(Information given):
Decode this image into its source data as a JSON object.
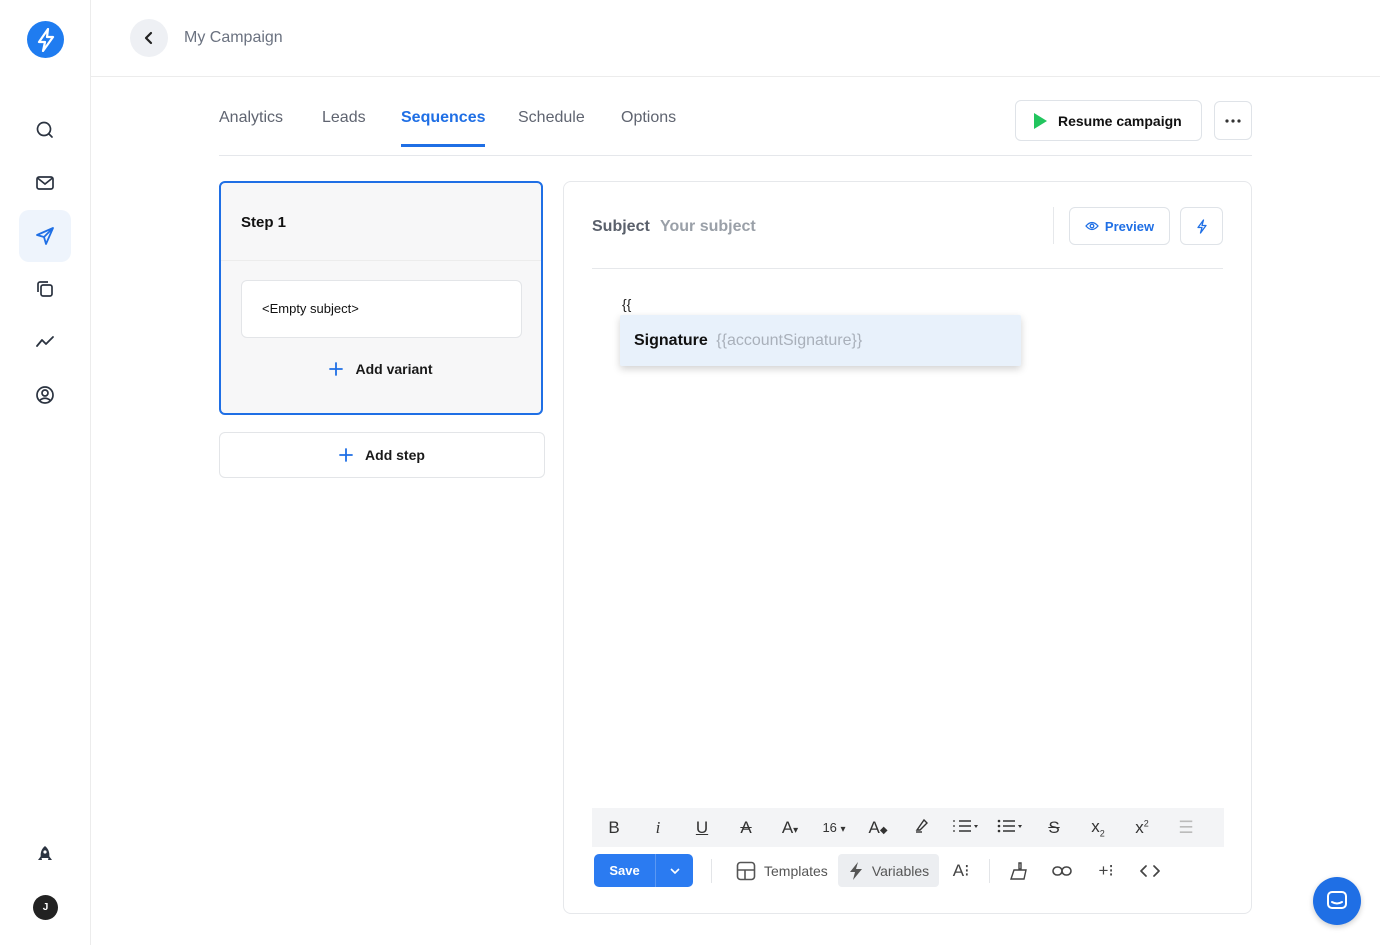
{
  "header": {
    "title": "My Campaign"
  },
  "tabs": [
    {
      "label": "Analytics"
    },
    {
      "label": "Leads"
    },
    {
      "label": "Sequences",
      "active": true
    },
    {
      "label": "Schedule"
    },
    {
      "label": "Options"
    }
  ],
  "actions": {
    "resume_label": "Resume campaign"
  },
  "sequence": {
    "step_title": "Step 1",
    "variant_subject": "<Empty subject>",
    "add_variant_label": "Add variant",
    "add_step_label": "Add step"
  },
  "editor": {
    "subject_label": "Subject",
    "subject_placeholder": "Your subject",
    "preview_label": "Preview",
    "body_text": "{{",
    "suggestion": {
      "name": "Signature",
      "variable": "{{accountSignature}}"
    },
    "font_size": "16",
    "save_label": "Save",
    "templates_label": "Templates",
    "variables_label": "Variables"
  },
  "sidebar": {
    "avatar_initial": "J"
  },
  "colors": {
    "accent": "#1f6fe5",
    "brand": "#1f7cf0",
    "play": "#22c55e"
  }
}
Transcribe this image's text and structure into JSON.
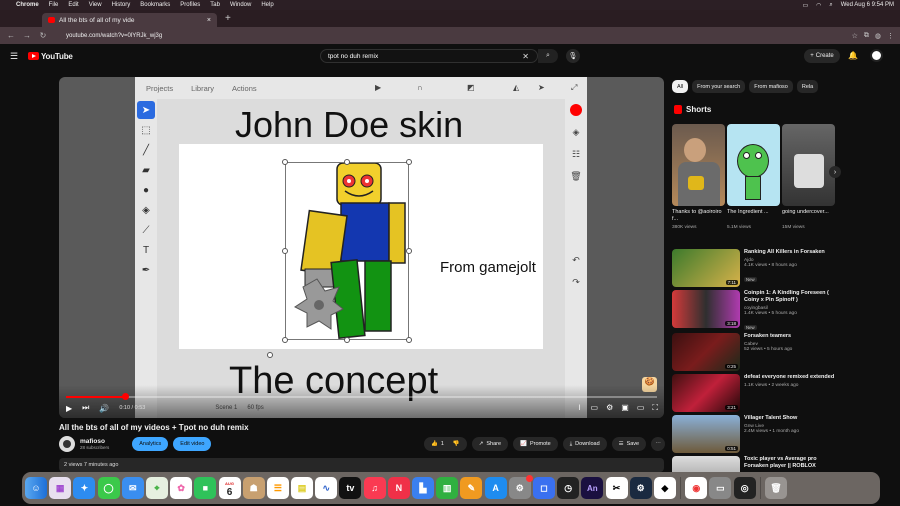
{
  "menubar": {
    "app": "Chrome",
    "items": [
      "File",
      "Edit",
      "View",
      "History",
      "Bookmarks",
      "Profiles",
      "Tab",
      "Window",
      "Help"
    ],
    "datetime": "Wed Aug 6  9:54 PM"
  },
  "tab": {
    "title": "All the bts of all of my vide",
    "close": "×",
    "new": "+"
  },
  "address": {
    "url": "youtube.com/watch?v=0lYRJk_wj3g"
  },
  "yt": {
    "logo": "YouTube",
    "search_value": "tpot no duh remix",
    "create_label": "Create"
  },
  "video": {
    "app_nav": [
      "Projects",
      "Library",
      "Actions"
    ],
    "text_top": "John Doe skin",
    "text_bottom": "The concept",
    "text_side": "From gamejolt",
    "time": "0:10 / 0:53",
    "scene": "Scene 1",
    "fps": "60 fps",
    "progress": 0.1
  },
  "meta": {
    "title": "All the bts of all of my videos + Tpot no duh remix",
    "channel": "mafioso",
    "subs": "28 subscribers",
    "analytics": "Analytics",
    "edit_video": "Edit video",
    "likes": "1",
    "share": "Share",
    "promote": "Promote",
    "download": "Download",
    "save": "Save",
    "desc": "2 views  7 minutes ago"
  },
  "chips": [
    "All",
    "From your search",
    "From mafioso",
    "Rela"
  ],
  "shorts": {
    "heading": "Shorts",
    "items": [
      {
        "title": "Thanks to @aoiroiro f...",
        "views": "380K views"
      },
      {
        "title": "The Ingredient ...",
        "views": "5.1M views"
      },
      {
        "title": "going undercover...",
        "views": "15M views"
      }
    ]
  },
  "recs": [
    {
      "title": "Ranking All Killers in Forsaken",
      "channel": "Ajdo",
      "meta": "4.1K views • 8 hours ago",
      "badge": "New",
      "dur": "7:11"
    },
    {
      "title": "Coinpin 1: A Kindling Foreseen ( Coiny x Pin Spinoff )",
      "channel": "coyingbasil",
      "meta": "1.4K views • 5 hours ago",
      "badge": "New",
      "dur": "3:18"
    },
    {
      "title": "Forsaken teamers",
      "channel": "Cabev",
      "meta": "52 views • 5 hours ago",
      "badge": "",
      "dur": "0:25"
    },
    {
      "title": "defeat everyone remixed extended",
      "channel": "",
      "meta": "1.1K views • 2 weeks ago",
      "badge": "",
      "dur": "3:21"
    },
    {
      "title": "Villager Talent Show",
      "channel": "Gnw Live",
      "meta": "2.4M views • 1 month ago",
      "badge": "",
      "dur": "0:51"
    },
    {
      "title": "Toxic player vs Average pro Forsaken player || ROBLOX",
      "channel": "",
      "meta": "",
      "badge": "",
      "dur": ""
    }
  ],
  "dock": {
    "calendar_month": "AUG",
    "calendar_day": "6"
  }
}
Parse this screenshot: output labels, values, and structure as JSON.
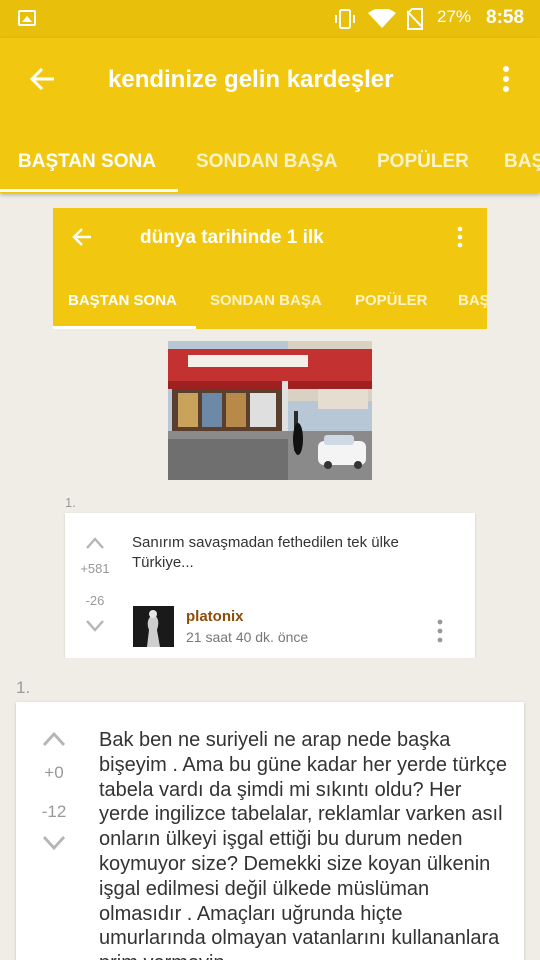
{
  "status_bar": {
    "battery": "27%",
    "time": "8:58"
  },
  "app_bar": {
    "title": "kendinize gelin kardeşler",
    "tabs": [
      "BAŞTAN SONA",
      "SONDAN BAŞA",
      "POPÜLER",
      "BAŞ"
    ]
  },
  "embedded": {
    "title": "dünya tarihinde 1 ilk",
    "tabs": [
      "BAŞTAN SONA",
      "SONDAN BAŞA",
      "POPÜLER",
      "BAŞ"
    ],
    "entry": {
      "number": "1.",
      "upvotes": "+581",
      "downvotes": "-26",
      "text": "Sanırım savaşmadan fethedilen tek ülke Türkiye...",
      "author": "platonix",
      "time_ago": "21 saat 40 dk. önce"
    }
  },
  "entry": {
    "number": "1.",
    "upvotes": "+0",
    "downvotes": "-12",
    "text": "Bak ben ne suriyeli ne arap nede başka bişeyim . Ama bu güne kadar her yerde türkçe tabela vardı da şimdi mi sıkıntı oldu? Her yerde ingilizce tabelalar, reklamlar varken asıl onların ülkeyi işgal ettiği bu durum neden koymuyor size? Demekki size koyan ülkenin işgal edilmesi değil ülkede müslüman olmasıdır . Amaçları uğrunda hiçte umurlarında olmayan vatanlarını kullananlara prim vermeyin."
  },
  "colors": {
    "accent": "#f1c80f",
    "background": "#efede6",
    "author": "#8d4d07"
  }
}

(Exercise task):
Lines that hold the word "meta" are the ones to return, every one of them.

(The output):
  "meta": {
      "meta": "4.1K views • 8 hours ago",
      "meta": "1.4K views • 5 hours ago",
      "meta": "52 views • 5 hours ago",
      "meta": "1.1K views • 2 weeks ago",
      "meta": "2.4M views • 1 month ago",
      "meta": "",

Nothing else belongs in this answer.